→ **Work to do**
Will you quote all of the entries, word for word?

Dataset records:
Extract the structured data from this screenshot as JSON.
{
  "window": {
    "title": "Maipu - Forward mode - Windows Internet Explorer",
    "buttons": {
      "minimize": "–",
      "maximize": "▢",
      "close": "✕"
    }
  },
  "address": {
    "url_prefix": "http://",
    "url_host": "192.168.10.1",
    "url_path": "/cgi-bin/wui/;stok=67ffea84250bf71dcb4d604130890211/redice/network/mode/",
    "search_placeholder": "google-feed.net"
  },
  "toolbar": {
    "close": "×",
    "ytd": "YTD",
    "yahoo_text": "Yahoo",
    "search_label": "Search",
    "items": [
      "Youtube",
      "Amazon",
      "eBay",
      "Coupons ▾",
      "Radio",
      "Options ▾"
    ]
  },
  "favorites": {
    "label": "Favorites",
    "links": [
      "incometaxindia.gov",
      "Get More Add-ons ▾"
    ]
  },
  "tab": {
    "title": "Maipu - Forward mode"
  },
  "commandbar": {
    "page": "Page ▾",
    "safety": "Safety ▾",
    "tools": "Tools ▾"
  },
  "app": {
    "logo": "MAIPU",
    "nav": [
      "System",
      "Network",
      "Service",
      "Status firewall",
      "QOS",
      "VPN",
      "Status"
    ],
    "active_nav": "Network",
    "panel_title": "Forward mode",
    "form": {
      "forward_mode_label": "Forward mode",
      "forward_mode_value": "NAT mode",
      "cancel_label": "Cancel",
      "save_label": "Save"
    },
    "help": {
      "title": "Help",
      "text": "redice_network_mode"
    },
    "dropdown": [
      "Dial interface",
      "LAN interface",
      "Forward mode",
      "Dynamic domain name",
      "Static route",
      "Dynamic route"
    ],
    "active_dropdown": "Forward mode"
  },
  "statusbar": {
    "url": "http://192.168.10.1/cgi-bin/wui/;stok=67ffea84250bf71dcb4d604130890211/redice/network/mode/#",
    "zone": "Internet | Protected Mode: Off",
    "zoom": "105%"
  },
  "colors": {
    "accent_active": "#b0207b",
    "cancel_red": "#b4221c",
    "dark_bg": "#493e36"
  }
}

→ **Exercise output**
Extract the structured data from this screenshot as JSON.
{
  "window": {
    "title": "Maipu - Forward mode - Windows Internet Explorer",
    "buttons": {
      "minimize": "–",
      "maximize": "▢",
      "close": "✕"
    }
  },
  "address": {
    "url_prefix": "http://",
    "url_host": "192.168.10.1",
    "url_path": "/cgi-bin/wui/;stok=67ffea84250bf71dcb4d604130890211/redice/network/mode/",
    "search_placeholder": "google-feed.net"
  },
  "toolbar": {
    "close": "×",
    "ytd": "YTD",
    "yahoo_text": "Yahoo",
    "search_label": "Search",
    "items": [
      "Youtube",
      "Amazon",
      "eBay",
      "Coupons ▾",
      "Radio",
      "Options ▾"
    ]
  },
  "favorites": {
    "label": "Favorites",
    "links": [
      "incometaxindia.gov",
      "Get More Add-ons ▾"
    ]
  },
  "tab": {
    "title": "Maipu - Forward mode"
  },
  "commandbar": {
    "page": "Page ▾",
    "safety": "Safety ▾",
    "tools": "Tools ▾"
  },
  "app": {
    "logo": "MAIPU",
    "nav": [
      "System",
      "Network",
      "Service",
      "Status firewall",
      "QOS",
      "VPN",
      "Status"
    ],
    "active_nav": "Network",
    "panel_title": "Forward mode",
    "form": {
      "forward_mode_label": "Forward mode",
      "forward_mode_value": "NAT mode",
      "cancel_label": "Cancel",
      "save_label": "Save"
    },
    "help": {
      "title": "Help",
      "text": "redice_network_mode"
    },
    "dropdown": [
      "Dial interface",
      "LAN interface",
      "Forward mode",
      "Dynamic domain name",
      "Static route",
      "Dynamic route"
    ],
    "active_dropdown": "Forward mode"
  },
  "statusbar": {
    "url": "http://192.168.10.1/cgi-bin/wui/;stok=67ffea84250bf71dcb4d604130890211/redice/network/mode/#",
    "zone": "Internet | Protected Mode: Off",
    "zoom": "105%"
  },
  "colors": {
    "accent_active": "#b0207b",
    "cancel_red": "#b4221c",
    "dark_bg": "#493e36"
  }
}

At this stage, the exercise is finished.